→ **Short problem 1**
Please repeat the records from the line containing "Patent image size: (743, 730)." through the line containing "The beamforming layer 100 is at (237, 157).".

→ **Reading passage**
Modifying Appearance

Before playing with the appearance, save the data as a modified table that’s in the correct format for pheatmap()

data %>%
  as.data.frame() %>%
  column_to_rownames('gene') -> data_mat

Change the color palette for the heatmap by supplying a different R color palette to the color argument.

### use an existing color palette like viridis
pheatmap(data_mat, color = viridis(50))

### changing the number after the palette changes how many colors/breaks there are in the scale
pheatmap(data_mat, color = viridis(5))

### pick colors for high, medium, low
# colorRampPalette takes a list of colors and makes them into a continuous palette
pheatmap(data_mat, color = colorRampPalette(c("navy", "white", "firebrick3"))(50))

Cut the heatmap to emphasize regions of interest. The cutree_* argument cuts based on the hierarchical clustering at the level where the number of branches matches the number you supply.

### cut by columns
pheatmap(data_mat, color = magma(50), cutree_cols = 3)

### cut by rows
pheatmap(data_mat, color = magma(50), cutree_rows = 2)

### both
pheatmap(data_mat, color = magma(50), cutree_cols = 2, cutree_rows = 2)

Add color annotation to row/columns

pheatmap() will take annotation in a separate table and add it to the heatmap. The table must be a dataframe because the rownames of the annotation table must match either the column names or the row names (whichever one you want to annotate) of the main heatmap table. We’ll set up an annotation table for the columns in the chunk below.

# make a data frame with columns listing what you want to annotate
data.frame(treat_type = c(rep('DMSO', 3), rep('treat1', 3), rep('treat2', 3)), 
# make the row names of the table the same as the column names
           row.names = colnames(data_mat)) -> col_anno

Add the annotation onto the heatmap with the annotation_col argument.

pheatmap(data_mat, color = magma(50), annotation_col = col_anno)

Select your own annotation colors by making a list where the annotation categories are assigned colors.

anno_colors <- list(treat_type = c(DMSO = 'cornsilk3', 
                                   treat1 = 'orange2', 
                                   treat2 = 'midnightblue'))

Then supply the annotation color list to the annotation_colors argument in pheatmap()

pheatmap(data_mat, 
         color = viridis(50), 
         annotation_col = col_anno, 
         annotation_colors = anno_colors)

Combine everything

pheatmap(data_mat, 
         color = viridis(10),
         cutree_rows = 2,
         cutree_cols = 2,
         annotation_col = col_anno, 
         annotation_colors = anno_colors)

Clustering options

Remember from last week (hierarchical clustering) that when clustering is implemented, first a measure of similarity is calculated, then second clustering is calculated. pheatmap() calls dist() and hclust() under the hood and you can select arguments to them within pheatmap()

Extracted data entries
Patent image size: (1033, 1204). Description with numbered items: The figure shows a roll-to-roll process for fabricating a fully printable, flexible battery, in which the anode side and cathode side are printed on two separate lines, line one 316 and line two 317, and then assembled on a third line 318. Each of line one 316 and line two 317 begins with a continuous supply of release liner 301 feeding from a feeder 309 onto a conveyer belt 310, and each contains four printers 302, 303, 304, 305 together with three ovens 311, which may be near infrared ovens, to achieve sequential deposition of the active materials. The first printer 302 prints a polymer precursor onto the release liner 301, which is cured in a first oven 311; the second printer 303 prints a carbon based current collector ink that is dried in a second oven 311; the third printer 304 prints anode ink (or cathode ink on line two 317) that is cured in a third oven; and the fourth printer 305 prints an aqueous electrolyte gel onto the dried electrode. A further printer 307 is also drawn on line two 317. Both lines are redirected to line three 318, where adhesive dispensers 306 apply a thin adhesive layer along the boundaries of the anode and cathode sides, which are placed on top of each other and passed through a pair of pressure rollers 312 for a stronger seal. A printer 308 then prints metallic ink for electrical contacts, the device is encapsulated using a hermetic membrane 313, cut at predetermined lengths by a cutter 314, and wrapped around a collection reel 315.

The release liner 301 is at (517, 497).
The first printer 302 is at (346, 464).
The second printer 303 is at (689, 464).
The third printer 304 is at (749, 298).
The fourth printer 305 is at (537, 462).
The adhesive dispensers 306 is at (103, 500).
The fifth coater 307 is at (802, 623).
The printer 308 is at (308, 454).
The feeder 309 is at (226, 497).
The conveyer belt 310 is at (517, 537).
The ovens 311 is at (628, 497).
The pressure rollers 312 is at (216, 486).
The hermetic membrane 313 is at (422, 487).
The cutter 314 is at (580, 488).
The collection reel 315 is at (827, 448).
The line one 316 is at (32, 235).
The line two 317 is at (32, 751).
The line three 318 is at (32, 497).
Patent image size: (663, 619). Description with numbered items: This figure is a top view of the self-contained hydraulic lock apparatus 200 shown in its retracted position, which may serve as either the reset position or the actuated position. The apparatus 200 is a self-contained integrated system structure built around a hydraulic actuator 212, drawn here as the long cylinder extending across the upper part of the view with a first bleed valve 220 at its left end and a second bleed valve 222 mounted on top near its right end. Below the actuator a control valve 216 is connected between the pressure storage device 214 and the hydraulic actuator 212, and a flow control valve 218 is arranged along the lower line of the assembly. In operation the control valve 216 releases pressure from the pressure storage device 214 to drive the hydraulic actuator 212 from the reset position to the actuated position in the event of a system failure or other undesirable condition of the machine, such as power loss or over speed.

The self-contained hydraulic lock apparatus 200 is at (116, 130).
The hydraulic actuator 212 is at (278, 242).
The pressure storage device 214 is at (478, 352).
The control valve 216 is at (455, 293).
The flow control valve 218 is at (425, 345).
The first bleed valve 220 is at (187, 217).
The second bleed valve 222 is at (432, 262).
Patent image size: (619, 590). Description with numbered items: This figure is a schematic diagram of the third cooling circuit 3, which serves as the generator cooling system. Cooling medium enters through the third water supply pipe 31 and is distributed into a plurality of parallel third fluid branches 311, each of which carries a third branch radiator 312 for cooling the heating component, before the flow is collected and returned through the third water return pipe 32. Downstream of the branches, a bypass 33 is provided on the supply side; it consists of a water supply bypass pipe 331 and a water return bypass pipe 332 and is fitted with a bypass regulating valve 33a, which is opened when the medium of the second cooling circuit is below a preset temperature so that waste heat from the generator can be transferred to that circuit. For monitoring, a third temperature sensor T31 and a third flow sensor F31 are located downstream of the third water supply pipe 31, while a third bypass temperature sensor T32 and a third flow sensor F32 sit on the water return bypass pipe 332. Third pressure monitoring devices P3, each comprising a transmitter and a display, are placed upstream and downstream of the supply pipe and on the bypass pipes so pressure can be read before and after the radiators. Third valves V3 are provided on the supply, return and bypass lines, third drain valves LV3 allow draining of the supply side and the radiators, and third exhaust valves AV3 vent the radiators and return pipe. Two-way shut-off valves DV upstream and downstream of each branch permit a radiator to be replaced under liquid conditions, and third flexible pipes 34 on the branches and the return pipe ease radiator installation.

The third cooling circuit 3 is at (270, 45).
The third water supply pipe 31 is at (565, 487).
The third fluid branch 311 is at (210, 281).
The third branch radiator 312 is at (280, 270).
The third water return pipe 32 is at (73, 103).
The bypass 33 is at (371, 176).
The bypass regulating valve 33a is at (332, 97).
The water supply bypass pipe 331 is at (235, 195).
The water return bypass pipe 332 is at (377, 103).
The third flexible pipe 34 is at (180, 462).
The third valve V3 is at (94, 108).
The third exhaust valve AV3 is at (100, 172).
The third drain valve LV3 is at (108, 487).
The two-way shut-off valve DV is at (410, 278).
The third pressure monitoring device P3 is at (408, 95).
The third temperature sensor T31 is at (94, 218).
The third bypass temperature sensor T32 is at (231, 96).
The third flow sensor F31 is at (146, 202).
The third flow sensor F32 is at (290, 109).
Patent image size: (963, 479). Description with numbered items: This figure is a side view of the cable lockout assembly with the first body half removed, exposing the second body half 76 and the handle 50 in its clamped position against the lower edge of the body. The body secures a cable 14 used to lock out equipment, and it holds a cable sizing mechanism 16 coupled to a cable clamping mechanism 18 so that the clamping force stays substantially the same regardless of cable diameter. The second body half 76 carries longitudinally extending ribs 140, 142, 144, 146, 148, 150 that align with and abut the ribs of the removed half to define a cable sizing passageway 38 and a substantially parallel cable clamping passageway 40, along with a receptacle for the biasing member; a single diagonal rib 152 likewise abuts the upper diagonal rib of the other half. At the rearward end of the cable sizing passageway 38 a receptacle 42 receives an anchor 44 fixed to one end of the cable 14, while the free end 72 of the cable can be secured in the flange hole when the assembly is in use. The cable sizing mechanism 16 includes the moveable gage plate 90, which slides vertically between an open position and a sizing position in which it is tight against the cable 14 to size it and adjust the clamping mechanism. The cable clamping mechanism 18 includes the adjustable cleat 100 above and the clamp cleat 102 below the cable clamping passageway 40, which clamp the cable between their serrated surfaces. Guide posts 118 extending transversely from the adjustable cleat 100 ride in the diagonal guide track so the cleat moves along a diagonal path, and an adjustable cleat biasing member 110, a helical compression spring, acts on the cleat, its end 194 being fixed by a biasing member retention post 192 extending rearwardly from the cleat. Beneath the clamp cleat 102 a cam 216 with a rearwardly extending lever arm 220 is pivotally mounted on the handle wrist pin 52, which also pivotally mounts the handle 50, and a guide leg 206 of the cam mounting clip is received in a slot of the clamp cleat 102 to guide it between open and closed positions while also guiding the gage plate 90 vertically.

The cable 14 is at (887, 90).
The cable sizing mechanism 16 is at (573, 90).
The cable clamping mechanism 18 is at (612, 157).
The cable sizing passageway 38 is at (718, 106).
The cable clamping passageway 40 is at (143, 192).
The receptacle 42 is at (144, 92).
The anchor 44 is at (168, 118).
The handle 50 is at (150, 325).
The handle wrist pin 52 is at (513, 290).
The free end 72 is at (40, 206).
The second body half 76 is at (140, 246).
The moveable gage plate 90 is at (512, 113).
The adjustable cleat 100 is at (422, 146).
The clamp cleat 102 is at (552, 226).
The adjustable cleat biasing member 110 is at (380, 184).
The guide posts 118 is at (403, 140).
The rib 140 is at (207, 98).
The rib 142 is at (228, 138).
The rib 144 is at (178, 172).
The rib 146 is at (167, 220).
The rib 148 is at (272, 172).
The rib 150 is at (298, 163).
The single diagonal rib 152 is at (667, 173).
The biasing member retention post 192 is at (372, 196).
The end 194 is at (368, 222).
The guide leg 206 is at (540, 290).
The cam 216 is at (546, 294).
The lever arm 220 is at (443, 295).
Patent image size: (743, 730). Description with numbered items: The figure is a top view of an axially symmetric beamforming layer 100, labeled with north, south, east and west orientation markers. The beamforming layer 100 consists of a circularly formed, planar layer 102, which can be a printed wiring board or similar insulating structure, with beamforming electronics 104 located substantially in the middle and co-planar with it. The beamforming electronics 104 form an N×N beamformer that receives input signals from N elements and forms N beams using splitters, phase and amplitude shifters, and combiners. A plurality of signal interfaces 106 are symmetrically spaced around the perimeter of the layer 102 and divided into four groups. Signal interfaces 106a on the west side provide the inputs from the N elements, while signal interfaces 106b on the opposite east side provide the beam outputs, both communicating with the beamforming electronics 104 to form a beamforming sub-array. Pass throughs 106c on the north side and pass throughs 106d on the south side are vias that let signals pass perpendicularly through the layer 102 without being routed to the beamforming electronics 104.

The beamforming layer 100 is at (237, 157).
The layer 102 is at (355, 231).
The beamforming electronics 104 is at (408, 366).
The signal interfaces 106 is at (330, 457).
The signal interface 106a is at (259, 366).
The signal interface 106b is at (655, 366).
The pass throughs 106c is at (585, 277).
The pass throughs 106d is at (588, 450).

→ **Short problem 2**
According to the heatmap tutorial, which pheatmap() argument adds the annotation table onto the heatmap's columns?

→ **Full solution 1**
Patent image size: (743, 730). Description with numbered items: The figure is a top view of an axially symmetric beamforming layer 100, labeled with north, south, east and west orientation markers. The beamforming layer 100 consists of a circularly formed, planar layer 102, which can be a printed wiring board or similar insulating structure, with beamforming electronics 104 located substantially in the middle and co-planar with it. The beamforming electronics 104 form an N×N beamformer that receives input signals from N elements and forms N beams using splitters, phase and amplitude shifters, and combiners. A plurality of signal interfaces 106 are symmetrically spaced around the perimeter of the layer 102 and divided into four groups. Signal interfaces 106a on the west side provide the inputs from the N elements, while signal interfaces 106b on the opposite east side provide the beam outputs, both communicating with the beamforming electronics 104 to form a beamforming sub-array. Pass throughs 106c on the north side and pass throughs 106d on the south side are vias that let signals pass perpendicularly through the layer 102 without being routed to the beamforming electronics 104.

The beamforming layer 100 is at (237, 157).

→ **Full solution 2**
The annotation_col argument.